*WORK REQUIRED*
Rewrite every line of the entries below as a single numbered list, leaving out blank lines and the pictures.

--- BEGIN DATA ROWS ---

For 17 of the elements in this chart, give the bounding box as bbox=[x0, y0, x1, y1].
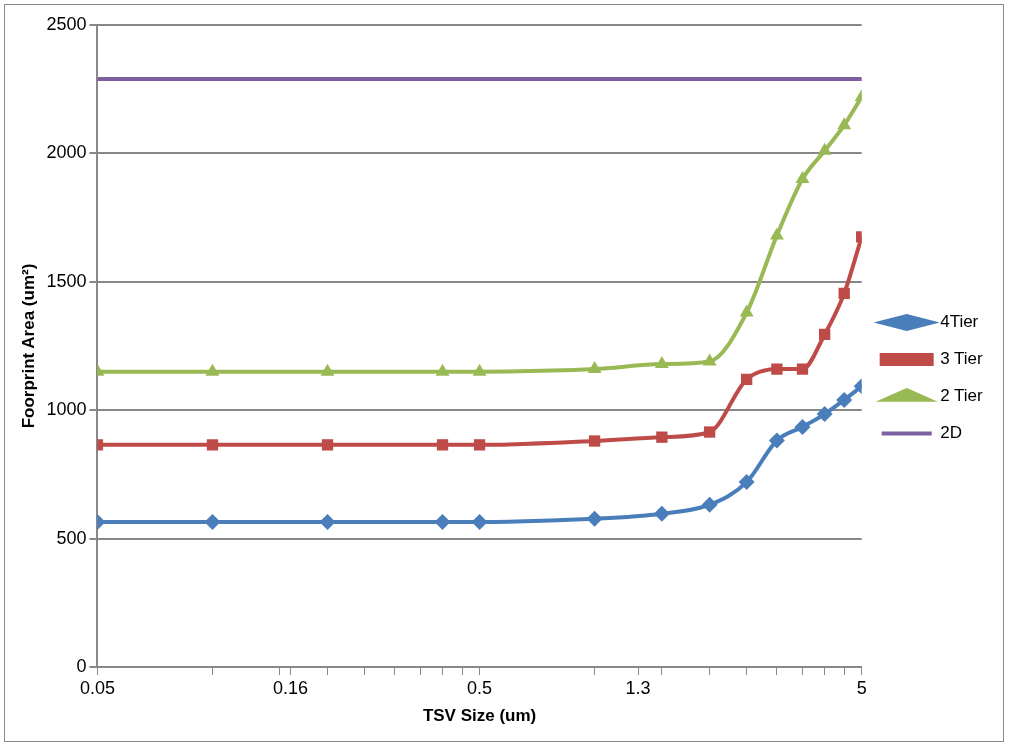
x-tick-label: 1.3 bbox=[625, 677, 651, 698]
y-tick-label: 2500 bbox=[46, 13, 87, 34]
y-tick-label: 1000 bbox=[46, 399, 87, 420]
y-tick-label: 1500 bbox=[46, 270, 87, 291]
y-tick-label: 500 bbox=[56, 527, 87, 548]
legend-label: 2D bbox=[940, 423, 962, 443]
y-tick-label: 2000 bbox=[46, 142, 87, 163]
legend-label: 4Tier bbox=[940, 312, 979, 332]
x-tick-label: 5 bbox=[856, 677, 867, 698]
y-tick-label: 0 bbox=[76, 655, 87, 676]
x-tick-label: 0.5 bbox=[467, 677, 493, 698]
y-axis-title: Foorprint Area (um²) bbox=[18, 263, 38, 429]
x-tick-label: 0.16 bbox=[272, 677, 308, 698]
x-tick-label: 0.05 bbox=[79, 677, 115, 698]
x-axis-title: TSV Size (um) bbox=[422, 706, 537, 726]
legend-label: 3 Tier bbox=[940, 349, 984, 369]
legend-label: 2 Tier bbox=[940, 386, 984, 406]
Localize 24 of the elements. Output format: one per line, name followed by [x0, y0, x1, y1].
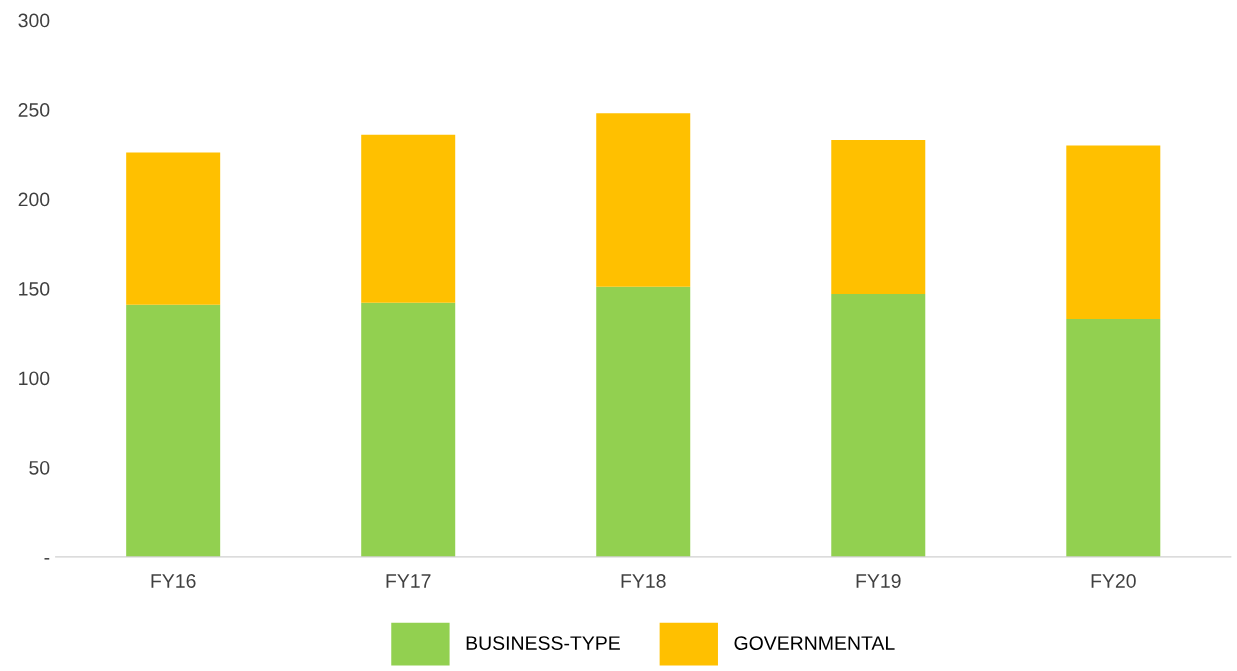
bar — [1066, 145, 1161, 319]
x-tick-label: FY20 — [1091, 574, 1136, 588]
bar — [361, 302, 456, 557]
y-tick-label: - — [44, 558, 50, 560]
y-tick-label: 200 — [18, 192, 50, 207]
y-tick-label: 150 — [19, 282, 50, 296]
y-tick-label: 50 — [29, 460, 50, 475]
legend-label: BUSINESS-TYPE — [466, 636, 620, 650]
x-tick-label: FY18 — [621, 574, 666, 588]
bar — [831, 293, 926, 557]
x-tick-label: FY19 — [856, 574, 901, 588]
bar — [126, 152, 221, 305]
bar — [126, 304, 221, 557]
y-tick-label: 100 — [19, 371, 50, 386]
bar — [361, 134, 456, 303]
bar — [596, 113, 691, 287]
bar — [831, 140, 926, 294]
bar — [596, 286, 691, 557]
x-tick-label: FY16 — [151, 574, 196, 588]
y-tick-label: 300 — [18, 13, 50, 28]
legend-label: GOVERNMENTAL — [734, 636, 895, 650]
x-tick-label: FY17 — [386, 574, 431, 588]
y-tick-label: 250 — [18, 103, 50, 117]
bar — [1066, 318, 1161, 557]
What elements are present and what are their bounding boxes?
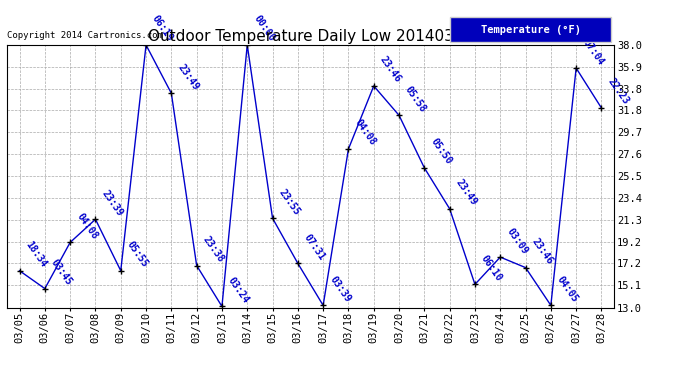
Text: 04:08: 04:08 [75, 211, 99, 241]
Text: 04:08: 04:08 [353, 118, 377, 147]
Text: 07:31: 07:31 [302, 232, 327, 262]
Text: 03:39: 03:39 [327, 274, 353, 304]
Text: 22:23: 22:23 [606, 77, 631, 106]
Text: 23:49: 23:49 [175, 62, 201, 92]
Text: 23:55: 23:55 [277, 187, 302, 217]
Text: 18:34: 18:34 [23, 240, 49, 269]
Text: 04:05: 04:05 [555, 274, 580, 304]
Title: Outdoor Temperature Daily Low 20140329: Outdoor Temperature Daily Low 20140329 [148, 29, 473, 44]
Text: 23:38: 23:38 [201, 234, 226, 264]
Text: 05:50: 05:50 [428, 136, 453, 166]
Text: 05:55: 05:55 [125, 240, 150, 269]
Text: Temperature (°F): Temperature (°F) [481, 25, 580, 35]
Text: 05:58: 05:58 [403, 84, 428, 114]
Text: 23:46: 23:46 [530, 236, 555, 266]
Text: 06:10: 06:10 [479, 253, 504, 283]
Text: 03:24: 03:24 [226, 275, 251, 305]
Text: Copyright 2014 Cartronics.com: Copyright 2014 Cartronics.com [7, 31, 163, 40]
Text: 23:39: 23:39 [99, 188, 125, 218]
Text: 07:04: 07:04 [580, 37, 605, 67]
Text: 06:19: 06:19 [150, 14, 175, 44]
Text: 00:00: 00:00 [251, 14, 277, 44]
Text: 23:49: 23:49 [454, 178, 479, 207]
Bar [450, 18, 611, 42]
Text: 03:45: 03:45 [49, 257, 74, 287]
Text: 23:46: 23:46 [378, 55, 403, 84]
Text: 03:09: 03:09 [504, 226, 529, 256]
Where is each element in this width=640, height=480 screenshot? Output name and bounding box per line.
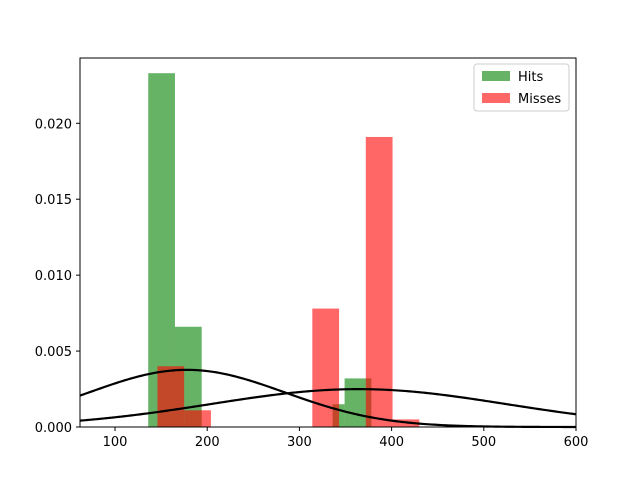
y-tick-label: 0.000 xyxy=(35,421,72,436)
bar-misses-1 xyxy=(184,410,211,427)
x-tick-label: 400 xyxy=(379,435,404,450)
y-tick-label: 0.015 xyxy=(35,193,72,208)
y-tick-label: 0.020 xyxy=(35,117,72,132)
y-tick-label: 0.005 xyxy=(35,345,72,360)
x-tick-label: 100 xyxy=(103,435,128,450)
bar-misses-3 xyxy=(365,136,393,427)
histogram-bars xyxy=(148,73,420,427)
y-axis-ticks: 0.000 0.005 0.010 0.015 0.020 xyxy=(35,117,80,436)
legend-swatch-hits xyxy=(482,71,510,81)
bar-misses-0 xyxy=(157,366,185,427)
density-curve-1 xyxy=(79,388,577,422)
y-tick-label: 0.010 xyxy=(35,269,72,284)
legend-swatch-misses xyxy=(482,93,510,103)
legend-label-misses: Misses xyxy=(518,92,561,107)
x-tick-label: 500 xyxy=(471,435,496,450)
axes-frame xyxy=(79,57,577,428)
x-axis-ticks: 100 200 300 400 500 600 xyxy=(103,427,589,450)
x-tick-label: 600 xyxy=(564,435,589,450)
legend: Hits Misses xyxy=(473,63,570,112)
x-tick-label: 200 xyxy=(195,435,220,450)
legend-label-hits: Hits xyxy=(518,70,543,85)
x-tick-label: 300 xyxy=(287,435,312,450)
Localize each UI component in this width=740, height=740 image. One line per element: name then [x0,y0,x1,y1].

--- END DATA ROWS ---

*WRITTEN RESPONSE*
1. For 17 of the elements in this chart, give the bounding box as bbox=[x0, y0, x1, y1].
2. x-tick-label: 1.3 bbox=[625, 677, 651, 698]
3. y-tick-label: 2500 bbox=[46, 13, 87, 34]
4. y-tick-label: 1000 bbox=[46, 399, 87, 420]
5. y-tick-label: 1500 bbox=[46, 270, 87, 291]
6. y-tick-label: 500 bbox=[56, 527, 87, 548]
7. legend-label: 2D bbox=[940, 423, 962, 443]
8. y-tick-label: 2000 bbox=[46, 142, 87, 163]
9. legend-label: 4Tier bbox=[940, 312, 979, 332]
10. x-tick-label: 5 bbox=[856, 677, 867, 698]
11. y-tick-label: 0 bbox=[76, 655, 87, 676]
12. x-tick-label: 0.5 bbox=[467, 677, 493, 698]
13. y-axis-title: Foorprint Area (um²) bbox=[18, 263, 38, 429]
14. x-tick-label: 0.16 bbox=[272, 677, 308, 698]
15. x-tick-label: 0.05 bbox=[79, 677, 115, 698]
16. x-axis-title: TSV Size (um) bbox=[422, 706, 537, 726]
17. legend-label: 3 Tier bbox=[940, 349, 984, 369]
18. legend-label: 2 Tier bbox=[940, 386, 984, 406]
19. Localize 24 of the elements. Output format: one per line, name followed by [x0, y0, x1, y1].
20. bar — [1066, 145, 1161, 319]
21. x-tick-label: FY20 — [1091, 574, 1136, 588]
22. bar — [361, 302, 456, 557]
23. y-tick-label: - — [44, 558, 50, 560]
24. y-tick-label: 200 — [18, 192, 50, 207]
25. y-tick-label: 150 — [19, 282, 50, 296]
26. y-tick-label: 50 — [29, 460, 50, 475]
27. legend-label: BUSINESS-TYPE — [466, 636, 620, 650]
28. x-tick-label: FY18 — [621, 574, 666, 588]
29. bar — [831, 293, 926, 557]
30. x-tick-label: FY19 — [856, 574, 901, 588]
31. bar — [126, 152, 221, 305]
32. bar — [126, 304, 221, 557]
33. y-tick-label: 100 — [19, 371, 50, 386]
34. bar — [361, 134, 456, 303]
35. bar — [596, 113, 691, 287]
36. bar — [831, 140, 926, 294]
37. bar — [596, 286, 691, 557]
38. x-tick-label: FY16 — [151, 574, 196, 588]
39. y-tick-label: 300 — [18, 13, 50, 28]
40. legend-label: GOVERNMENTAL — [734, 636, 895, 650]
41. x-tick-label: FY17 — [386, 574, 431, 588]
42. y-tick-label: 250 — [18, 103, 50, 117]
43. bar — [1066, 318, 1161, 557]
44. What elements are present and what are their bounding boxes?
45. Text: 04:08: 04:08 [75, 211, 99, 241]
46. Text: 04:08: 04:08 [353, 118, 377, 147]
47. Text: 07:31: 07:31 [302, 232, 327, 262]
48. Text: 03:39: 03:39 [327, 274, 353, 304]
49. Text: 22:23: 22:23 [606, 77, 631, 106]
50. Text: 23:49: 23:49 [175, 62, 201, 92]
51. Text: 23:55: 23:55 [277, 187, 302, 217]
52. Text: 18:34: 18:34 [23, 240, 49, 269]
53. Text: 04:05: 04:05 [555, 274, 580, 304]
54. Title: Outdoor Temperature Daily Low 20140329: Outdoor Temperature Daily Low 20140329 [148, 29, 473, 44]
55. Text: 23:38: 23:38 [201, 234, 226, 264]
56. Text: 05:50: 05:50 [428, 136, 453, 166]
57. Text: 05:55: 05:55 [125, 240, 150, 269]
58. Text: Temperature (°F): Temperature (°F) [481, 25, 580, 35]
59. Text: 05:58: 05:58 [403, 84, 428, 114]
60. Text: 23:46: 23:46 [530, 236, 555, 266]
61. Text: 06:10: 06:10 [479, 253, 504, 283]
62. Text: 03:24: 03:24 [226, 275, 251, 305]
63. Text: Copyright 2014 Cartronics.com: Copyright 2014 Cartronics.com [7, 31, 163, 40]
64. Text: 23:39: 23:39 [99, 188, 125, 218]
65. Text: 07:04: 07:04 [580, 37, 605, 67]
66. Text: 06:19: 06:19 [150, 14, 175, 44]
67. Text: 00:00: 00:00 [251, 14, 277, 44]
68. Text: 23:49: 23:49 [454, 178, 479, 207]
69. Bar [450, 18, 611, 42]
70. Text: 03:45: 03:45 [49, 257, 74, 287]
71. Text: 23:46: 23:46 [378, 55, 403, 84]
72. Text: 03:09: 03:09 [504, 226, 529, 256]
73. Where is each element in this width=640, height=480 screenshot? Output name and bounding box per line.
74. y-tick-label: 0.000 xyxy=(35,421,72,436)
75. bar-misses-1 xyxy=(184,410,211,427)
76. x-tick-label: 400 xyxy=(379,435,404,450)
77. y-tick-label: 0.015 xyxy=(35,193,72,208)
78. y-tick-label: 0.020 xyxy=(35,117,72,132)
79. y-tick-label: 0.005 xyxy=(35,345,72,360)
80. x-tick-label: 100 xyxy=(103,435,128,450)
81. bar-misses-3 xyxy=(365,136,393,427)
82. histogram-bars xyxy=(148,73,420,427)
83. y-axis-ticks: 0.000 0.005 0.010 0.015 0.020 xyxy=(35,117,80,436)
84. legend-swatch-hits xyxy=(482,71,510,81)
85. bar-misses-0 xyxy=(157,366,185,427)
86. density-curve-1 xyxy=(79,388,577,422)
87. y-tick-label: 0.010 xyxy=(35,269,72,284)
88. legend-swatch-misses xyxy=(482,93,510,103)
89. legend-label-misses: Misses xyxy=(518,92,561,107)
90. x-tick-label: 500 xyxy=(471,435,496,450)
91. axes-frame xyxy=(79,57,577,428)
92. x-axis-ticks: 100 200 300 400 500 600 xyxy=(103,427,589,450)
93. x-tick-label: 600 xyxy=(564,435,589,450)
94. legend: Hits Misses xyxy=(473,63,570,112)
95. x-tick-label: 200 xyxy=(195,435,220,450)
96. legend-label-hits: Hits xyxy=(518,70,543,85)
97. x-tick-label: 300 xyxy=(287,435,312,450)
98. Localize each UI component in this width=740, height=740 image. One line per element: name then [x0,y0,x1,y1].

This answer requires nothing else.